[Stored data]
#####
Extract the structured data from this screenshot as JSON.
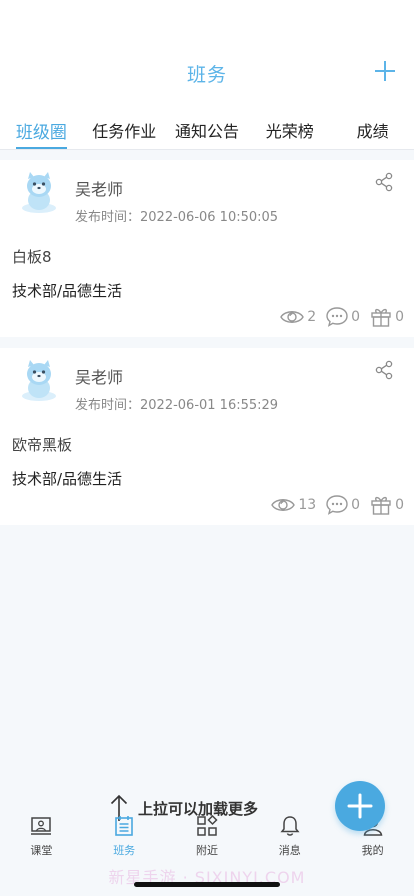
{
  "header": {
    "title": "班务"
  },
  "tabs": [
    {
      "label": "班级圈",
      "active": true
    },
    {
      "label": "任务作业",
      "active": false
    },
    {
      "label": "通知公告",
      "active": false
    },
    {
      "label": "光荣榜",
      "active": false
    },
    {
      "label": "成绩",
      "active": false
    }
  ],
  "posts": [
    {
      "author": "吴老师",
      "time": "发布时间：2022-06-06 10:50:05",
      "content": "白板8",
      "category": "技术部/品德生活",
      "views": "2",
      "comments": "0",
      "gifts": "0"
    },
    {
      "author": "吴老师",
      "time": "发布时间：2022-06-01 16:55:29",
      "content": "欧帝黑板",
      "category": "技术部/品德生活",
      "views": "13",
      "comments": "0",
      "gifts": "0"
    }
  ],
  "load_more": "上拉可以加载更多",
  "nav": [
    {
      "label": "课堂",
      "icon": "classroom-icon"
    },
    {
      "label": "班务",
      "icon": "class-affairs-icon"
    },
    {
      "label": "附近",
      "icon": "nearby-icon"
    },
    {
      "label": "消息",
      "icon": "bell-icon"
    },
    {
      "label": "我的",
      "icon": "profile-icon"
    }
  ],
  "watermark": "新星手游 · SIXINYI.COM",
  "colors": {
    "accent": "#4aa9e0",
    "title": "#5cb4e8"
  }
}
#####
Problem
Transcribe each entry precisely as given, leaving the pictures out.

Response for this exercise
Extract the structured data from this screenshot as JSON.
{
  "header": {
    "title": "班务"
  },
  "tabs": [
    {
      "label": "班级圈",
      "active": true
    },
    {
      "label": "任务作业",
      "active": false
    },
    {
      "label": "通知公告",
      "active": false
    },
    {
      "label": "光荣榜",
      "active": false
    },
    {
      "label": "成绩",
      "active": false
    }
  ],
  "posts": [
    {
      "author": "吴老师",
      "time": "发布时间：2022-06-06 10:50:05",
      "content": "白板8",
      "category": "技术部/品德生活",
      "views": "2",
      "comments": "0",
      "gifts": "0"
    },
    {
      "author": "吴老师",
      "time": "发布时间：2022-06-01 16:55:29",
      "content": "欧帝黑板",
      "category": "技术部/品德生活",
      "views": "13",
      "comments": "0",
      "gifts": "0"
    }
  ],
  "load_more": "上拉可以加载更多",
  "nav": [
    {
      "label": "课堂",
      "icon": "classroom-icon"
    },
    {
      "label": "班务",
      "icon": "class-affairs-icon"
    },
    {
      "label": "附近",
      "icon": "nearby-icon"
    },
    {
      "label": "消息",
      "icon": "bell-icon"
    },
    {
      "label": "我的",
      "icon": "profile-icon"
    }
  ],
  "watermark": "新星手游 · SIXINYI.COM",
  "colors": {
    "accent": "#4aa9e0",
    "title": "#5cb4e8"
  }
}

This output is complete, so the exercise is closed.